[Data records]
━━━━
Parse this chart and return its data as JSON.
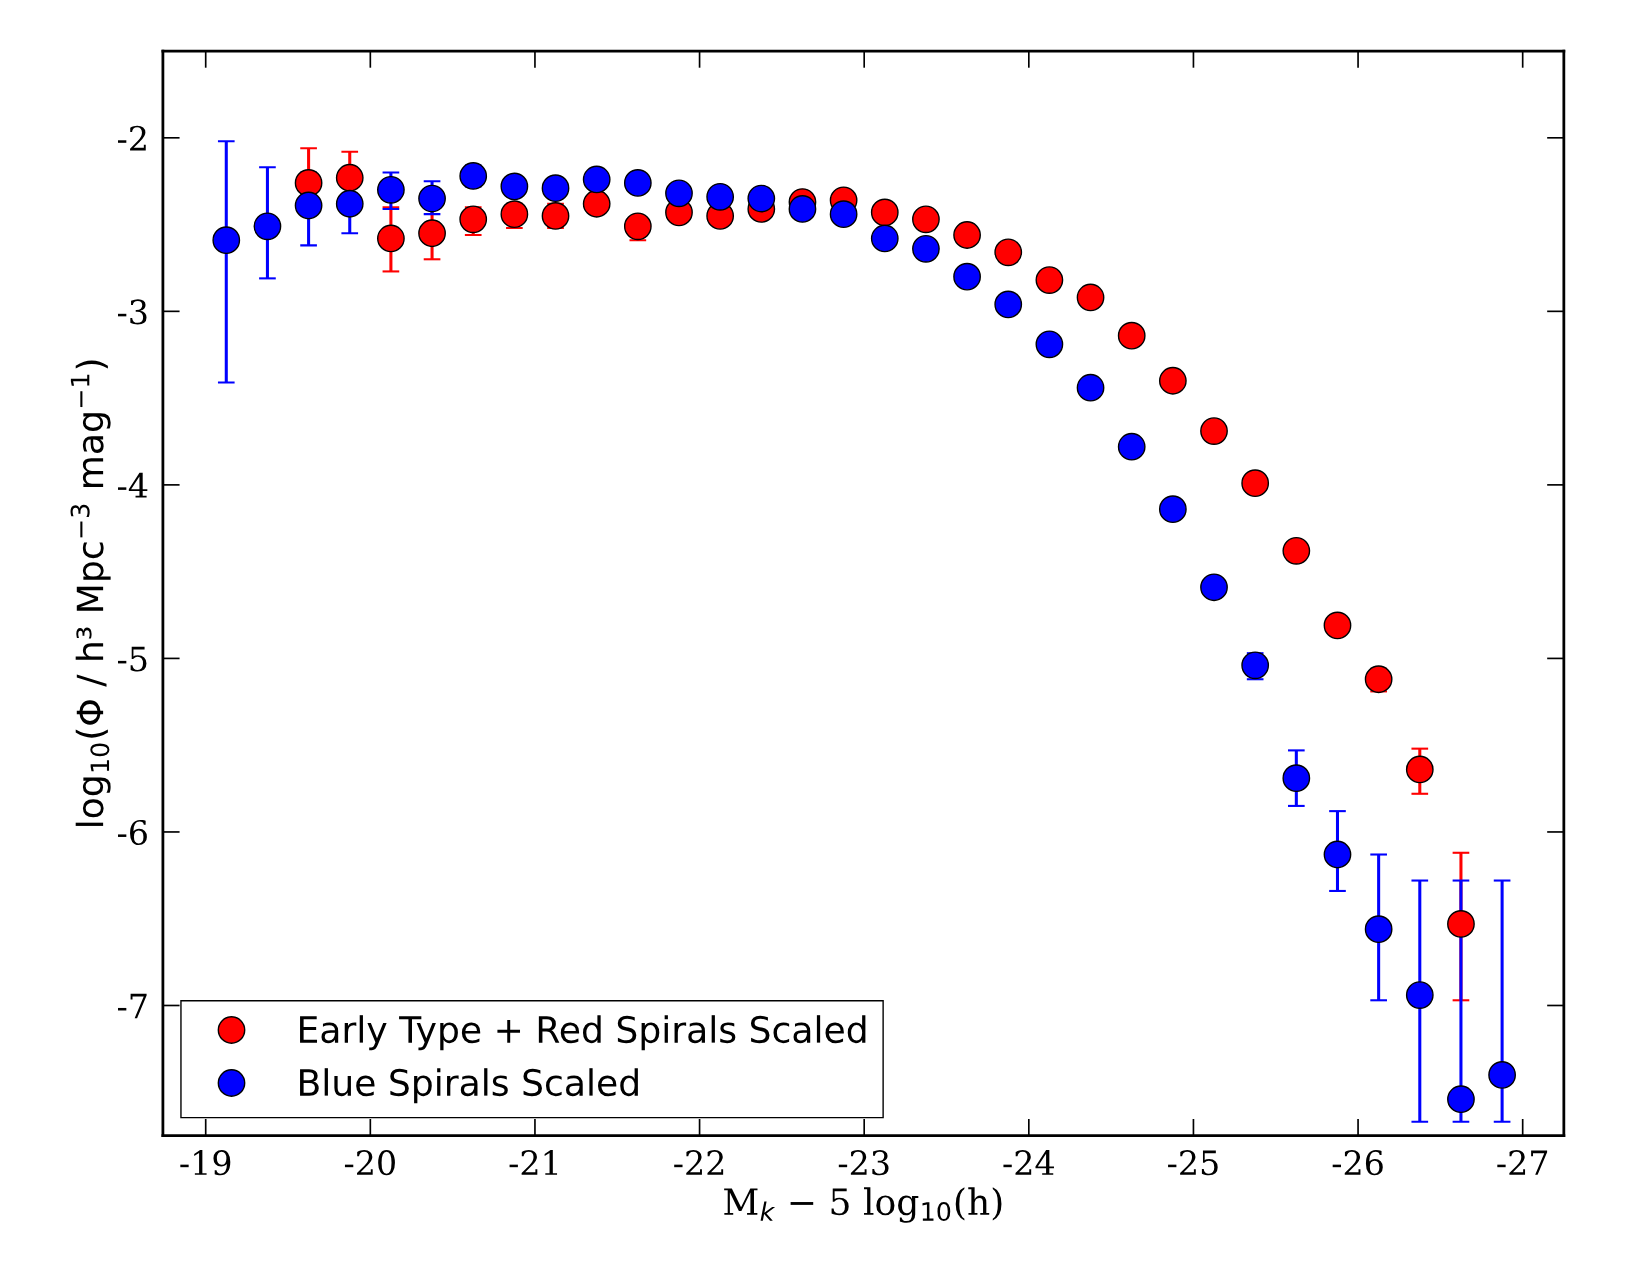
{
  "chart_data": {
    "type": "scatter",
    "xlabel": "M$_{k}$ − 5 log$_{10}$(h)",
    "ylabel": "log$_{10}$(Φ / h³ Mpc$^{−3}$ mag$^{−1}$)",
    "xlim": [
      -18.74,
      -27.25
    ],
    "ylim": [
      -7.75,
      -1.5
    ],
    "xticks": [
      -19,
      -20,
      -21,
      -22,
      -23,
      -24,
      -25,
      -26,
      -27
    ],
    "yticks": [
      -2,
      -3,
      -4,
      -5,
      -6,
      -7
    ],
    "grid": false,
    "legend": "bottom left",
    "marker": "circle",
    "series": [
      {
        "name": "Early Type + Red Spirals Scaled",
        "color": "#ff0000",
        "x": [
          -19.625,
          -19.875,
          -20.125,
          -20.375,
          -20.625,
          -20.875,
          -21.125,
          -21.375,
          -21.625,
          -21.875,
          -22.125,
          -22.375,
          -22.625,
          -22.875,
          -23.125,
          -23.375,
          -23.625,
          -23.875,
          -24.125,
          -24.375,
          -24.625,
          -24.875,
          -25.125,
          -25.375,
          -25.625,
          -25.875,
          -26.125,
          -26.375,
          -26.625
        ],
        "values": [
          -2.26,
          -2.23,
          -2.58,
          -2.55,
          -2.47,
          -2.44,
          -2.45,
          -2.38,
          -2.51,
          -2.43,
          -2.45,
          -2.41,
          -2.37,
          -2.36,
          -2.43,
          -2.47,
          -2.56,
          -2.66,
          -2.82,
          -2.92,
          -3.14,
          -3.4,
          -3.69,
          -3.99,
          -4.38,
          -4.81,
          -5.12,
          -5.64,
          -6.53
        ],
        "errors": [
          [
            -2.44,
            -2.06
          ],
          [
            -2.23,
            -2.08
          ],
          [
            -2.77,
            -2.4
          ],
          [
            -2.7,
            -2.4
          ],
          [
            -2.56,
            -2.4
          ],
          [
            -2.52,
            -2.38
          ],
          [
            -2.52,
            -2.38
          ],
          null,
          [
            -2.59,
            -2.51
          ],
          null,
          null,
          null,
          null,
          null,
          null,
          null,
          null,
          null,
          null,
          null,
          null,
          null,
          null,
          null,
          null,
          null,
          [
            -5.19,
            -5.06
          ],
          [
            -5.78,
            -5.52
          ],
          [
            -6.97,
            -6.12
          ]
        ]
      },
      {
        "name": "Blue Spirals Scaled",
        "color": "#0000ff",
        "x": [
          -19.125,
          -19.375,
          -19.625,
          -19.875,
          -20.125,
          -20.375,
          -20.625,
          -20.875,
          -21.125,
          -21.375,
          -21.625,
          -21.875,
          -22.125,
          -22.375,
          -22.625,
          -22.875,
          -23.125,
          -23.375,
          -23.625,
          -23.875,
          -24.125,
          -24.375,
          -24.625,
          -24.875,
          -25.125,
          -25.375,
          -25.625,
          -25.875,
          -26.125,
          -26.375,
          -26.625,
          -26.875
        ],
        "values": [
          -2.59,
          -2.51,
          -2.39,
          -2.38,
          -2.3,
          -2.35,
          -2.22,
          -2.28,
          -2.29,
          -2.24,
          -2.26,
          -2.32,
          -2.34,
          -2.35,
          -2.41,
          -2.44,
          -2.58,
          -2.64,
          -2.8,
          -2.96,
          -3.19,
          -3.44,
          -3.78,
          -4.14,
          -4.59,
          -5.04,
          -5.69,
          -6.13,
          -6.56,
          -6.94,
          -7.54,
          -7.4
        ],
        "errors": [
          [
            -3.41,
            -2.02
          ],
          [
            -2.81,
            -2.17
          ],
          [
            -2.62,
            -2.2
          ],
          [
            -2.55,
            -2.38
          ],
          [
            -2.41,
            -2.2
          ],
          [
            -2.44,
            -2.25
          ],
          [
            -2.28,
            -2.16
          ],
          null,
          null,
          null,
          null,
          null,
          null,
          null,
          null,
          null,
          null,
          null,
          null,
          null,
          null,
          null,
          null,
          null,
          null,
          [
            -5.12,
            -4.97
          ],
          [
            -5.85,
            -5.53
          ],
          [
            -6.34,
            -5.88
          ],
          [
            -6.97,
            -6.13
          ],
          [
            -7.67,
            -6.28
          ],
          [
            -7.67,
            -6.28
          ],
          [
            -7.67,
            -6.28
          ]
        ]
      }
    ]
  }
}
━━━━
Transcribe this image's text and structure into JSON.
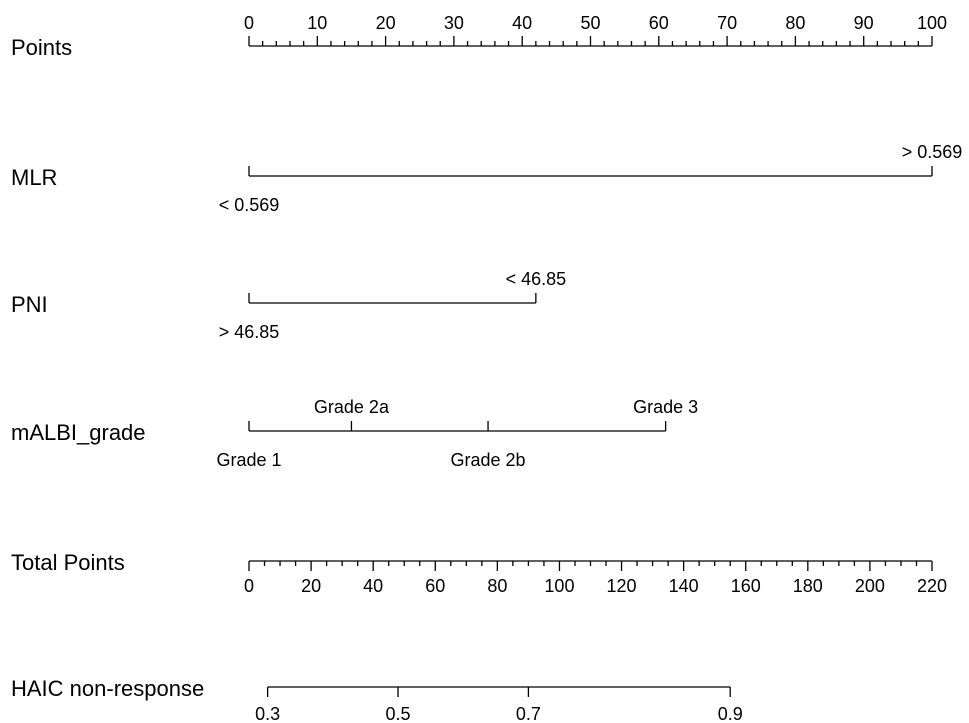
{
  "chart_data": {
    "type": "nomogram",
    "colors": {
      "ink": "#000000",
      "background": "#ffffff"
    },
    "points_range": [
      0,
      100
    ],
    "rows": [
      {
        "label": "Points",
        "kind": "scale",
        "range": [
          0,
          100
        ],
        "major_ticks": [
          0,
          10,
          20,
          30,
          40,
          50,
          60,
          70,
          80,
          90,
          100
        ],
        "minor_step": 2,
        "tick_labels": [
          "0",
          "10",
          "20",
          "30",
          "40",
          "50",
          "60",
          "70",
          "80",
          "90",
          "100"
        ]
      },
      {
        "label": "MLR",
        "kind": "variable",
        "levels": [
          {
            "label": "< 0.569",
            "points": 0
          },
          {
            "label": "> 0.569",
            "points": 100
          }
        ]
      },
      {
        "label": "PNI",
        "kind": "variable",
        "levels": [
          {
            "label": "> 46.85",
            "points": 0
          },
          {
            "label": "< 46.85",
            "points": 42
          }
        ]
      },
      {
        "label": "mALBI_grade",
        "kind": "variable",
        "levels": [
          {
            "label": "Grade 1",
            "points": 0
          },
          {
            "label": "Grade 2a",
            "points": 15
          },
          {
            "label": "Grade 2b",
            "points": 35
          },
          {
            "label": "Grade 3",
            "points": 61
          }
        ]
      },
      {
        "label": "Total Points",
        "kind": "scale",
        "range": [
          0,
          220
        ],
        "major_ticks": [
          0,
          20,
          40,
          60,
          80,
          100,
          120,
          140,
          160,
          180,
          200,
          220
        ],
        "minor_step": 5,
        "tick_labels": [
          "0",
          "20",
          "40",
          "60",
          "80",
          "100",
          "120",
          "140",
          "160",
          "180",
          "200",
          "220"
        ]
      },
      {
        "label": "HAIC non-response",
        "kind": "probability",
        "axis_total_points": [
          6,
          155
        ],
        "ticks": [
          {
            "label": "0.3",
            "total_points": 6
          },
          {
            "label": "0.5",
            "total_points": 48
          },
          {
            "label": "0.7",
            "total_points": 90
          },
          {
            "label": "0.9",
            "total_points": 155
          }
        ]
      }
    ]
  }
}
━━━━
INSTRUCTIONS TO FOLLOW
Find the lines holding "Scaled" and list every one.

FULL OUTPUT
        "name": "Early Type + Red Spirals Scaled",
        "name": "Blue Spirals Scaled",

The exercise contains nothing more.